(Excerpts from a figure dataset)

------------------------------

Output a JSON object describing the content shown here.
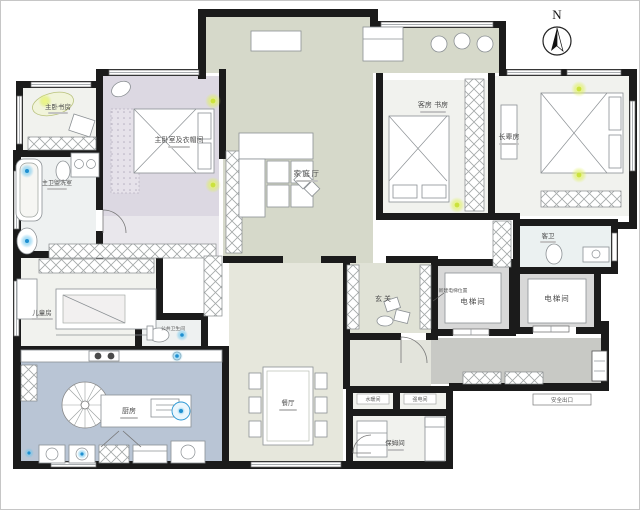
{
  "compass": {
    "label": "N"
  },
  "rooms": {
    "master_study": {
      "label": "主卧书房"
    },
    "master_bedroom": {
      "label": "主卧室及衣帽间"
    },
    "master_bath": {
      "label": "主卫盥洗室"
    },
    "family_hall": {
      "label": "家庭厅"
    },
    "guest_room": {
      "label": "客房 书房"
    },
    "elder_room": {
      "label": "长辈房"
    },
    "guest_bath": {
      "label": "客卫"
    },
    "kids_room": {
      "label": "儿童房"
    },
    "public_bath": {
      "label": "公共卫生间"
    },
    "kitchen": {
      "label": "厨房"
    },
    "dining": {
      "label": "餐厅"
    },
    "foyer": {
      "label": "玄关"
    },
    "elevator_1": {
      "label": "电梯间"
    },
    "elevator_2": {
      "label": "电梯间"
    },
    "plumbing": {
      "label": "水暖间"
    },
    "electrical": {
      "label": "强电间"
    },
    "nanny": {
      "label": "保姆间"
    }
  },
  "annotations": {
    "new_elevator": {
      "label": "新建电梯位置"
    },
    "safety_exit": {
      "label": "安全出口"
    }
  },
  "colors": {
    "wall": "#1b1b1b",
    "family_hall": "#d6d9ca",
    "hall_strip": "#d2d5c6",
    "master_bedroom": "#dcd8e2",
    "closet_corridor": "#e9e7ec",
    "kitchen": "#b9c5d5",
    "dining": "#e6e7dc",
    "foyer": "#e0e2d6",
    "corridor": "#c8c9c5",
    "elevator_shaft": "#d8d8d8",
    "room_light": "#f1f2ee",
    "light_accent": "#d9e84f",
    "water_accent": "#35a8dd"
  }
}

------------------------------

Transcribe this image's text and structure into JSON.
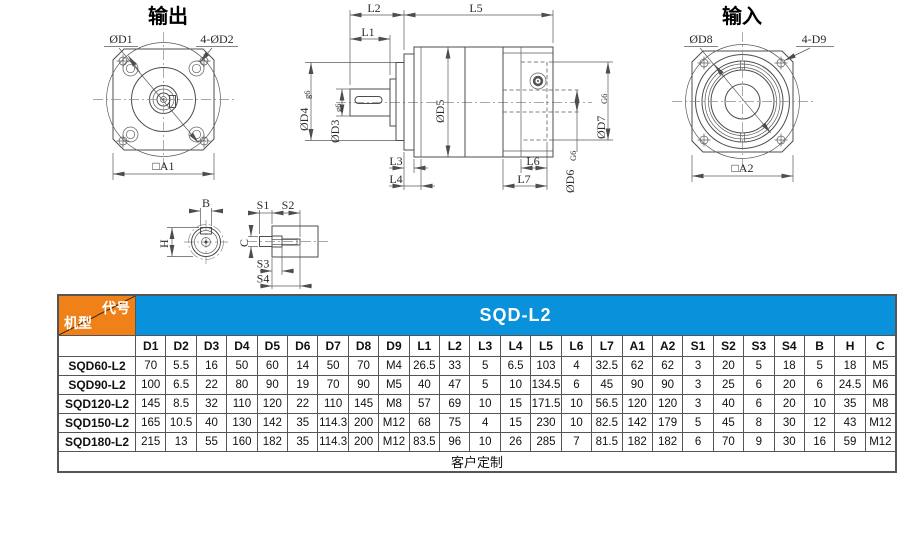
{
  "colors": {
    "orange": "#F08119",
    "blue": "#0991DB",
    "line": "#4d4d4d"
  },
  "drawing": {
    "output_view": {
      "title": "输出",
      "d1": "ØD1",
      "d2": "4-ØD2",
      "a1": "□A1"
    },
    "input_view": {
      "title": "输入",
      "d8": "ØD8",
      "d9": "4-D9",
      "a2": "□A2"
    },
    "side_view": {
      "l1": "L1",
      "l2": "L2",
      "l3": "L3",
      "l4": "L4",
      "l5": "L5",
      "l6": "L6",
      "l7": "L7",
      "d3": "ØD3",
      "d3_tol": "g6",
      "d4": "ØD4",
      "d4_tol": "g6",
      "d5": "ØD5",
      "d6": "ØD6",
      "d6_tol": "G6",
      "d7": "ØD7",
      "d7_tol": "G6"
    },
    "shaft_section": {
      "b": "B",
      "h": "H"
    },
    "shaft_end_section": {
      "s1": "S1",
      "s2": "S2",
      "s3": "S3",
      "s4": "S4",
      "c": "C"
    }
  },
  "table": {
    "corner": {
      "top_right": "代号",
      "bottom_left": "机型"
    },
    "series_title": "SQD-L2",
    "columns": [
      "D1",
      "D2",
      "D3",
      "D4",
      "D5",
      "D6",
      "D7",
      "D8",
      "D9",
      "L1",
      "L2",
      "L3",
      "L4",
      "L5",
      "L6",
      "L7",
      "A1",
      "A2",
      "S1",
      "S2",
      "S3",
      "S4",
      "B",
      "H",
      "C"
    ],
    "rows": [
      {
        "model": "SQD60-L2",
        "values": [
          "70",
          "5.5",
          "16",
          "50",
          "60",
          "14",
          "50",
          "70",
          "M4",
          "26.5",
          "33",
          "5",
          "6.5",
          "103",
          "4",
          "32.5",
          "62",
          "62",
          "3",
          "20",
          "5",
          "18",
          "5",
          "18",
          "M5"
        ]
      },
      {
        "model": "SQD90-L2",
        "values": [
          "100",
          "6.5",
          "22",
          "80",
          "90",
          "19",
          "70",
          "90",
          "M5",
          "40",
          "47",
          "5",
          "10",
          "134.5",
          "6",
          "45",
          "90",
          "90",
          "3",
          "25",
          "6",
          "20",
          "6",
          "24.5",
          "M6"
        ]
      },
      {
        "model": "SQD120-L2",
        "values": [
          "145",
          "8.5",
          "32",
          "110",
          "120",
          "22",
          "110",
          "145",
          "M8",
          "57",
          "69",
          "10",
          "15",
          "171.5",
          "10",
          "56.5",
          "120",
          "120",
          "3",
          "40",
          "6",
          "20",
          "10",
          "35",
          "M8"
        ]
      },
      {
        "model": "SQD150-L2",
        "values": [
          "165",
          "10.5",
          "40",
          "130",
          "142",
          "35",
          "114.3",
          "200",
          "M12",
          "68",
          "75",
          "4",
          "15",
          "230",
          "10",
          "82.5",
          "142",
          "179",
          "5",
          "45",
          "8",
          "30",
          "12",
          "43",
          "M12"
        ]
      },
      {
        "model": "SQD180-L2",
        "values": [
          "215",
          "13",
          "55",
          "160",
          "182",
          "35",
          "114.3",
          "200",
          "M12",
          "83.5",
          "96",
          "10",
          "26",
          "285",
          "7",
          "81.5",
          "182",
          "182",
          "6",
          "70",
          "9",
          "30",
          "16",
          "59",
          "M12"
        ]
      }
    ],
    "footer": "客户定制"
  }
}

------------------------------

#### Exercise
Filter the entries and copy out every line with the word "model".

#### Complete response
        "model": "SQD60-L2",
        "model": "SQD90-L2",
        "model": "SQD120-L2",
        "model": "SQD150-L2",
        "model": "SQD180-L2",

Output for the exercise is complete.